═════ 提供された抜粋

芋茎(ずいき)

2014-9-30 UP

9月 30日 芋茎(ずいき)

ご機嫌よろしゅうございます。
今日はこの時期が旬の芋茎のお話を

芋が収穫される秋、その芋の茎である
芋茎も様々な調理法で頂きます。

この芋茎、平安時代には「いもし」と呼ばれていた
ようですが、「ずいき」と呼ばれるようになったのは
夢窓疎石の歌に由来するという説があります。

いもの葉に置く白露のたまらぬは
これや随喜の涙なるらん

随喜とは仏語で大いに喜ぶなどの意味があります。
芋の葉の上に溜まった雨露はしみ込まず、
大きな雫となって葉のふちから滴り落ちます。
これを神仏の恵みを喜ぶ感激の涙と捉えた歌です。

京都では「ずいき祭」とよばれる有名な北野天満宮の
お祭りが10月1日から行われます。
ずいきやその他の野菜で飾ったお神輿が加わり
その収穫に感謝します。

天の原(あまのはら)の歌

2014-9-29 UP

9月 29日 天の原(あまのはら)の歌

天の原ふりさけ見れば春日なる

三笠の山に出でし月かも

ご機嫌よろしゅうございます。

冒頭の和歌は、阿倍仲麻呂が遣唐使として渡った先で、
夜空に光る月を眺め、故郷奈良の三笠山にでていた
名月を想い出し詠んだ歌です。

この歌は茶の湯においても大変重要な歌です。

床の間には中国高僧の墨跡を掛けるが主流
であった当時において、武野紹鴎はその歌意が
気宇壮大で、墨跡にも相当するとして、
初めて床の間に、掛けられたとされる和歌です。

秀吉も、和歌の掛け物を初めて拝見し、利休に
その理由を問うと、

この歌の心は月一つで、世界国土を兼ねて詠んだもので
あるので、大燈国師、虚堂祖師の心にも
劣らないものであるので

と、秀吉に言上したと言われています。

如水と家康のエピソード

2014-9-28 UP

9月28日 如水と家康のエピソード

ご機嫌よろしゅうございます。
今日は日曜日。
官兵衛の時代のお話を。

如水は慶長五年(1600)の関ヶ原の役以後、
豊前に引退し、参禅の師を大徳寺の
春屋宗園に求めた頃から茶の湯を勢力的に
始めたようです。

家康とのエピソードとして面白いのは
黒田家に伝わる「南条」の茶壺です。

慶長六年(1601)の五月
家康が伏見城で宴会を催しました。
関ヶ原の役で活躍した大名が招かれ、その中に
如水の姿もありました。

ここに名物の茶壺が数個並べられ
家康は如水に、冗談半分に
「この中で他人の手を借りずに自分で持って帰れる
ものがあれば、どれなりとも差し上げよう」
と語りました。

すると如水はすっと立ち上がって
一番大きい「南条」の茶壺を自らの手で持ち帰った
ので、家康も如水の豪放さに驚嘆した
といわれています。

名物道具を拝見するには?

══════════
═════ 生データ

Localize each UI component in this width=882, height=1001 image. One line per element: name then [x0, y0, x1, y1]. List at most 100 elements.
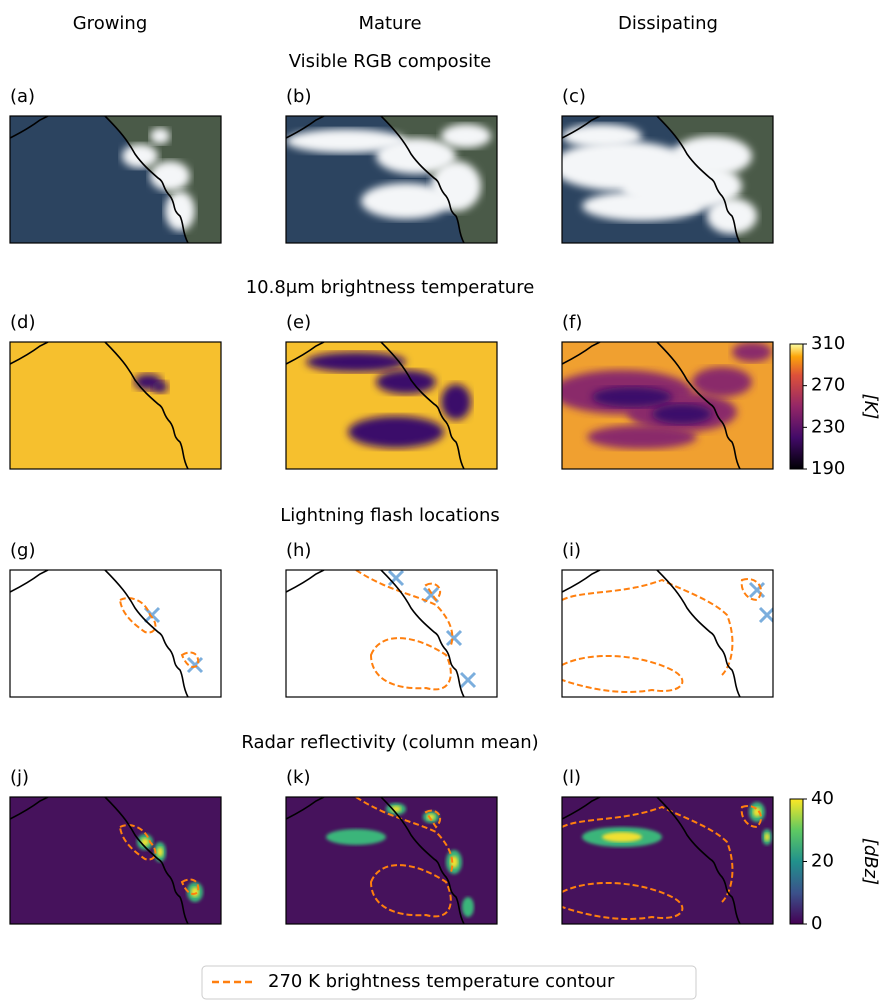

══════════

> **作業指示**:
(1) 抜粋の記述をもとに、次の問いに答えてください。
(a) 平安時代、芋茎はどのように呼ばれていたようだとされていますか。
(b) 北野天満宮の「ずいき祭」は何月何日から行われますか。
(c) 如水が自らの手で持ち帰った茶壺は何と呼ばれるものですか。
(2) 抜粋のうち、「随喜とは仏語で大いに喜ぶなどの意味があります。」を含む語句で始まり「その収穫に感謝します。」で終わる部分を、一字も変えずに再現してください。

> **期待される出力**:
(1)
(a) 「いもし」
(b) 10月1日
(c) 「南条」

(2)
随喜とは仏語で大いに喜ぶなどの意味があります。
芋の葉の上に溜まった雨露はしみ込まず、
大きな雫となって葉のふちから滴り落ちます。
これを神仏の恵みを喜ぶ感激の涙と捉えた歌です。

京都では「ずいき祭」とよばれる有名な北野天満宮の
お祭りが10月1日から行われます。
ずいきやその他の野菜で飾ったお神輿が加わり
その収穫に感謝します。